**Provided material**:
============================================================

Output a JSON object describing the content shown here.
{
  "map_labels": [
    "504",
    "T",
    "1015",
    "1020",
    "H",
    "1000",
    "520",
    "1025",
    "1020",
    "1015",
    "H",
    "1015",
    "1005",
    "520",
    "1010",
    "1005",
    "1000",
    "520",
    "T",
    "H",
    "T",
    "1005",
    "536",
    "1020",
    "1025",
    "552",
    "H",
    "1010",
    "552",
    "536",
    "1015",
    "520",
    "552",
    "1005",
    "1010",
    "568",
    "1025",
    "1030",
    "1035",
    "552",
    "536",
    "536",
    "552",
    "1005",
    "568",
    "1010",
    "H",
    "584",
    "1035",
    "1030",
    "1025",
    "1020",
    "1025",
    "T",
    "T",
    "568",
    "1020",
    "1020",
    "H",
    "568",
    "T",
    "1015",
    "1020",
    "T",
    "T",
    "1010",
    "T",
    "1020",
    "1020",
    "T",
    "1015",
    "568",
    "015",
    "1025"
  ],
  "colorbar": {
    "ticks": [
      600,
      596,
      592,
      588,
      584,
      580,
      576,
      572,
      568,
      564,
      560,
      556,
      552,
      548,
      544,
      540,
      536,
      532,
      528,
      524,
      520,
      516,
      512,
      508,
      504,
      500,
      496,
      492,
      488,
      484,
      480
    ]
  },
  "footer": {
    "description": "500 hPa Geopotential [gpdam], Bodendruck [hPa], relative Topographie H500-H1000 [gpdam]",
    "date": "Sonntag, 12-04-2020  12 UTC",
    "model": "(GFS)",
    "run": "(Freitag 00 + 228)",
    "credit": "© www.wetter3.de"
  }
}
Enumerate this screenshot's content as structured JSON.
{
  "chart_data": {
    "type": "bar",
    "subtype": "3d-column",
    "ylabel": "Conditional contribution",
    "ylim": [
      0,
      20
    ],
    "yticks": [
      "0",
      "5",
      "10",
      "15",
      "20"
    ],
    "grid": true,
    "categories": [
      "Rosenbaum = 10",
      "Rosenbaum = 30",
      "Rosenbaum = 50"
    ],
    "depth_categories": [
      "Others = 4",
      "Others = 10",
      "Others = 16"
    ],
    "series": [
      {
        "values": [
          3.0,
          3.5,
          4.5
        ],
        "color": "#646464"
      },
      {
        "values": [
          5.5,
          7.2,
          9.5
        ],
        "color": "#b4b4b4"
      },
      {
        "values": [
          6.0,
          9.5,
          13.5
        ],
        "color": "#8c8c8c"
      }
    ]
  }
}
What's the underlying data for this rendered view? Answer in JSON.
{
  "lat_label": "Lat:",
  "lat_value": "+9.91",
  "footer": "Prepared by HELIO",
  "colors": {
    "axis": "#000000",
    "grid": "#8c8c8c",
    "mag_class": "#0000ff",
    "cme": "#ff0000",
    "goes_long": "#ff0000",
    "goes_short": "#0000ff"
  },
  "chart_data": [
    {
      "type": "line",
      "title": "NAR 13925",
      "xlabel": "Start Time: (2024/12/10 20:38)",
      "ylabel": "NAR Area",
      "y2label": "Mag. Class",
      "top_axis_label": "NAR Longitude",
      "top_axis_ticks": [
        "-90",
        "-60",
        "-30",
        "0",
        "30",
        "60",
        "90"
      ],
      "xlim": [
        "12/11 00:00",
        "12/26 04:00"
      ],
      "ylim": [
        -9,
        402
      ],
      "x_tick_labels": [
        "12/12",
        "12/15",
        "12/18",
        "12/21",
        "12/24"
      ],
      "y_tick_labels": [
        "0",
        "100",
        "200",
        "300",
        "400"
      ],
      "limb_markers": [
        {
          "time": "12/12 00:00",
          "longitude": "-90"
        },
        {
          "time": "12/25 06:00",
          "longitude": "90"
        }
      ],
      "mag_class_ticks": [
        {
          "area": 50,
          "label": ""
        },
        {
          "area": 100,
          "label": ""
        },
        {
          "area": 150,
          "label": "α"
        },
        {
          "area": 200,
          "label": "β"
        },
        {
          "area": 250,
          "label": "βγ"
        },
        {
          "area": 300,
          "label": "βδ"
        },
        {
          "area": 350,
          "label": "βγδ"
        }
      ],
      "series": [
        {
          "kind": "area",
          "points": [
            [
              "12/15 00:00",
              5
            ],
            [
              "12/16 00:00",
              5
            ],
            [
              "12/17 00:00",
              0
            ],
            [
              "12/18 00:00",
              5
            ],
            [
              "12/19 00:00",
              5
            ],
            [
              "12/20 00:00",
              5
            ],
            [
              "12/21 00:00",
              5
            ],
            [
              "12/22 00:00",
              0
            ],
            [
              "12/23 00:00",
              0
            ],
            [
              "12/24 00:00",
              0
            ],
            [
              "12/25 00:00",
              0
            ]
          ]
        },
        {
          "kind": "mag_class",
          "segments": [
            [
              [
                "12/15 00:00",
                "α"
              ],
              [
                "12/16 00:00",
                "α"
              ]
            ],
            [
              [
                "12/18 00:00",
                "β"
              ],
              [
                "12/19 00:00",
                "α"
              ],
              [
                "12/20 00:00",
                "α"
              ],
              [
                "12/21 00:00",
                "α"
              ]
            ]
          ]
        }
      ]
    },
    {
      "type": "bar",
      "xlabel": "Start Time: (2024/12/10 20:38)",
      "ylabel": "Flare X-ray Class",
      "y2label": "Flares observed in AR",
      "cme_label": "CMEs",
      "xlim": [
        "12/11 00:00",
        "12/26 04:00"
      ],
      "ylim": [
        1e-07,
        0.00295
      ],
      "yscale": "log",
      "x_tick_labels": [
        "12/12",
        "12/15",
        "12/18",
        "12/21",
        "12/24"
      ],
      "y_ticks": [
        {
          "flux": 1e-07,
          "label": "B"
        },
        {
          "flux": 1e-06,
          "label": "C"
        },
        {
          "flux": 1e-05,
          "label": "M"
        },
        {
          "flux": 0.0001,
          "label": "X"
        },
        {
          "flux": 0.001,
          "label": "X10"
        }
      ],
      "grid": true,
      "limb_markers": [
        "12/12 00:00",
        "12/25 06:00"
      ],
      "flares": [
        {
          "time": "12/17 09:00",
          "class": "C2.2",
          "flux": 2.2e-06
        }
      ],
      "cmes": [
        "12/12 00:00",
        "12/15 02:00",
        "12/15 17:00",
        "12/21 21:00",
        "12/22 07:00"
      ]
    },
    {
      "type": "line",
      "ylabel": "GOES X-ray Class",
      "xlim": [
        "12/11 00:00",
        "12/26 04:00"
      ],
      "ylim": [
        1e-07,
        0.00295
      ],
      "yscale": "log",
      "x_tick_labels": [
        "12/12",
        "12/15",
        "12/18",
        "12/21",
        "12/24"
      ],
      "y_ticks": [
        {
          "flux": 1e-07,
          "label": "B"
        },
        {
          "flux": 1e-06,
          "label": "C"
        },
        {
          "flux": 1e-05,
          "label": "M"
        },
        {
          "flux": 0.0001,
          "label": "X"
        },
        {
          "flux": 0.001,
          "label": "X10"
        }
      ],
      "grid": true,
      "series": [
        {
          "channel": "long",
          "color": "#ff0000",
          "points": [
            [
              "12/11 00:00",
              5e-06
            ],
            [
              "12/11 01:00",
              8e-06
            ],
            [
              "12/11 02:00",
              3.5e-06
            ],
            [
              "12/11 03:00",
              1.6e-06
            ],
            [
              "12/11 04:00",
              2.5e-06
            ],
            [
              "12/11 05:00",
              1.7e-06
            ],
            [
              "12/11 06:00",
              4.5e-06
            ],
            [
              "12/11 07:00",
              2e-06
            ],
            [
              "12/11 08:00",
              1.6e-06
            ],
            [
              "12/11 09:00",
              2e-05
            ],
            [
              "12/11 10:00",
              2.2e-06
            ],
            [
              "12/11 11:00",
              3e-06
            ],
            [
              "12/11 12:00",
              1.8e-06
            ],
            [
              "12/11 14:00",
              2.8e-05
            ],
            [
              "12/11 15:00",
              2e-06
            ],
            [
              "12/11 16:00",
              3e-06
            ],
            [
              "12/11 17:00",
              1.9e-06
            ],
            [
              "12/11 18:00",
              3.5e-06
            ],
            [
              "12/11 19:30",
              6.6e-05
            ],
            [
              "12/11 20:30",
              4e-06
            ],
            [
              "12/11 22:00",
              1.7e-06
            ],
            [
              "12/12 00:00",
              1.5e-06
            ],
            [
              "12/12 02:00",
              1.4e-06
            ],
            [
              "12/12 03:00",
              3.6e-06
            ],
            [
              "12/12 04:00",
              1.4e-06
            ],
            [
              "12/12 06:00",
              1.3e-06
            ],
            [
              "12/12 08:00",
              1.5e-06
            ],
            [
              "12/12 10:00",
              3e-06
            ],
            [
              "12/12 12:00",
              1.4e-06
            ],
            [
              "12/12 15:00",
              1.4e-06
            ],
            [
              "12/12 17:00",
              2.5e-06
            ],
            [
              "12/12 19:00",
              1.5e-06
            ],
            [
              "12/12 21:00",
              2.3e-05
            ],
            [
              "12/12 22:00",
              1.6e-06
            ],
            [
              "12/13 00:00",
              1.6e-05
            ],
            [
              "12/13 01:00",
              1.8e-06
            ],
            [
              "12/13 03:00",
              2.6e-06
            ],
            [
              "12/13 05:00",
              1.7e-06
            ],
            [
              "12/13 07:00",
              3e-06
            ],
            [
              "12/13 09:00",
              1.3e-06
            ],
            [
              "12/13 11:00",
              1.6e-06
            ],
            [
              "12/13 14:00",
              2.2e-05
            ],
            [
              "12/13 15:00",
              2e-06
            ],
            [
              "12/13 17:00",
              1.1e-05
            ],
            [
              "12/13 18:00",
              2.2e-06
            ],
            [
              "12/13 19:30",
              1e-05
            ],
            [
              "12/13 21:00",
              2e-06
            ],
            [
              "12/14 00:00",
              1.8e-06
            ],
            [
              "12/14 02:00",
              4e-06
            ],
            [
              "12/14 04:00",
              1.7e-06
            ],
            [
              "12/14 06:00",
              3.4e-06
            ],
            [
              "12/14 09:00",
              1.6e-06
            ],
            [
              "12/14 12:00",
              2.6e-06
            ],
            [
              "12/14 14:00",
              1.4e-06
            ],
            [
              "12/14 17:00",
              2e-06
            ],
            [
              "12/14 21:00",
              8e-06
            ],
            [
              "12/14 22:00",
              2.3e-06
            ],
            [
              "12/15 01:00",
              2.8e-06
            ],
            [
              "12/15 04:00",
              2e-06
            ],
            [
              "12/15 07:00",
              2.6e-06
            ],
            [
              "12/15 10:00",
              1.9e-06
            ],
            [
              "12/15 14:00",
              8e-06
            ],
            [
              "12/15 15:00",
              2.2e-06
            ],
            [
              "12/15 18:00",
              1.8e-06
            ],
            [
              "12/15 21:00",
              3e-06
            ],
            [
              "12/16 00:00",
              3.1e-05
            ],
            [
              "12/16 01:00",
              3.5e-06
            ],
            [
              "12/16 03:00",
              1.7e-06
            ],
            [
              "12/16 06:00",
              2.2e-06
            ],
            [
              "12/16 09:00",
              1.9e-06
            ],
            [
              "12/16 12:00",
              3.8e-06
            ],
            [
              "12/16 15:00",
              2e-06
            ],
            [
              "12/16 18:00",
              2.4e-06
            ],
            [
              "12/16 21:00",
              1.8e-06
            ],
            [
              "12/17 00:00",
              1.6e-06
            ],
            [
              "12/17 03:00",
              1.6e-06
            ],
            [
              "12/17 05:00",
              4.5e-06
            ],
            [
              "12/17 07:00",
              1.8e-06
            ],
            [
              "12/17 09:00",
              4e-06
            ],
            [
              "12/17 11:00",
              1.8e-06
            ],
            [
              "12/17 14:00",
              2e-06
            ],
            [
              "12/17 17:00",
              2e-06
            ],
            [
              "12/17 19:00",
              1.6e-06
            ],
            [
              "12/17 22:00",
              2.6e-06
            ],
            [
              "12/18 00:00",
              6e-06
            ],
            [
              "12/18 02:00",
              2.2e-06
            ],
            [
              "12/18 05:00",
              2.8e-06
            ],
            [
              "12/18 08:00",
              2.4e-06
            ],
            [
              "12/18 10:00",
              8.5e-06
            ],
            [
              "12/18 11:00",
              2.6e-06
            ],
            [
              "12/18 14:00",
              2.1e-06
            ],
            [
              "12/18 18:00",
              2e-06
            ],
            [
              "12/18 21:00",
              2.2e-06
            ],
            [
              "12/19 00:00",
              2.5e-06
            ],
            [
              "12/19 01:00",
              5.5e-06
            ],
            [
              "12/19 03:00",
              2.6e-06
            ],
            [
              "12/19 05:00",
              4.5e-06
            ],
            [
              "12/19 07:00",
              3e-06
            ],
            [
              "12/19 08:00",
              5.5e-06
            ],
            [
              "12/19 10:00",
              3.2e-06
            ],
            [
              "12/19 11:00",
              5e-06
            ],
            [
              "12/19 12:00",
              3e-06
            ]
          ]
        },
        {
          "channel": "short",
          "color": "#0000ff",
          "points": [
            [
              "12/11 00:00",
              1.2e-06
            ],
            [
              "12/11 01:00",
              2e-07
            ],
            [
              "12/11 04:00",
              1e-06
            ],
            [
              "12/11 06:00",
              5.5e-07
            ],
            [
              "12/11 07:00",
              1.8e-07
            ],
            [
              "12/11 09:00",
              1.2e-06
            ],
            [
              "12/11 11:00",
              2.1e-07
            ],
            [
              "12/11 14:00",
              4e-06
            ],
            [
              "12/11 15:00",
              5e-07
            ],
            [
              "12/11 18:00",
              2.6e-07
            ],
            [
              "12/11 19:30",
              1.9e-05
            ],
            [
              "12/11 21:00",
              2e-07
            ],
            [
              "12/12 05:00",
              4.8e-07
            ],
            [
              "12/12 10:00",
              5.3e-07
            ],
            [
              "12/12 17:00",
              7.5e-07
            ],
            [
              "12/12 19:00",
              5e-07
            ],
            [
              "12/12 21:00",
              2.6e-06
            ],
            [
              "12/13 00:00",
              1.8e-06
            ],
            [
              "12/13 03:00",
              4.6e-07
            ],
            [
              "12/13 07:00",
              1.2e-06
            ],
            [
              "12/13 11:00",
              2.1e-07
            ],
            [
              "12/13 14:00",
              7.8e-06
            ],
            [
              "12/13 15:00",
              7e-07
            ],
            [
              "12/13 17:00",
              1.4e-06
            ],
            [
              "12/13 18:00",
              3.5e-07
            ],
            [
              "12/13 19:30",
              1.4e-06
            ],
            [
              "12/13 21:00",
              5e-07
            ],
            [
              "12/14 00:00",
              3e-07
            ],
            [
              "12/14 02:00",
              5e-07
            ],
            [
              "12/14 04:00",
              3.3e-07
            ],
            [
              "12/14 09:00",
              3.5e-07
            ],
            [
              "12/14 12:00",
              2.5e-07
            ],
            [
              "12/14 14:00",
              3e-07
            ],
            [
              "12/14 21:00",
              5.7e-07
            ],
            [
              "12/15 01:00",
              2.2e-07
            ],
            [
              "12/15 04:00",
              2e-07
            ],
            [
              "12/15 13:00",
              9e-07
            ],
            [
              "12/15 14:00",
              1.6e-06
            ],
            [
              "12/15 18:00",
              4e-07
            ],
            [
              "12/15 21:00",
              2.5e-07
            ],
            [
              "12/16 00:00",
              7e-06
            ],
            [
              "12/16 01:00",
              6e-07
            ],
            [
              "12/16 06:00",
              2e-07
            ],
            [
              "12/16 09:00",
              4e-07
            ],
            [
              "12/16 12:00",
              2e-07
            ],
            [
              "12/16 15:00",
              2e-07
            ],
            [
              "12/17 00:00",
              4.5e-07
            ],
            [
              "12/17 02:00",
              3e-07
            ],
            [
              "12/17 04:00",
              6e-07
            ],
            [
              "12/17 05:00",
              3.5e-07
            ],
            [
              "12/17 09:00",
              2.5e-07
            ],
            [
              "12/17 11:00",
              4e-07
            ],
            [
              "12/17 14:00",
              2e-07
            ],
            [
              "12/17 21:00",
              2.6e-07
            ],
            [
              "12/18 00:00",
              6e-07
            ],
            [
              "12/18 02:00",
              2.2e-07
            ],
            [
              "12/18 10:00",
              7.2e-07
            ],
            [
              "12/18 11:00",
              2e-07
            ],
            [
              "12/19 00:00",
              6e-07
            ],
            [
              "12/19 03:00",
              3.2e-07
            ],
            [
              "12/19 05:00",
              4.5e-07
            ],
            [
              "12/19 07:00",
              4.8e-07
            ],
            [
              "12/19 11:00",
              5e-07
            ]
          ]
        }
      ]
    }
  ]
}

============================================================

**Request**: Copy all the lines above that hold the string "ylabel".

**Full answer**:
    "ylabel": "Conditional contribution",
      "ylabel": "NAR Area",
      "ylabel": "Flare X-ray Class",
      "ylabel": "GOES X-ray Class",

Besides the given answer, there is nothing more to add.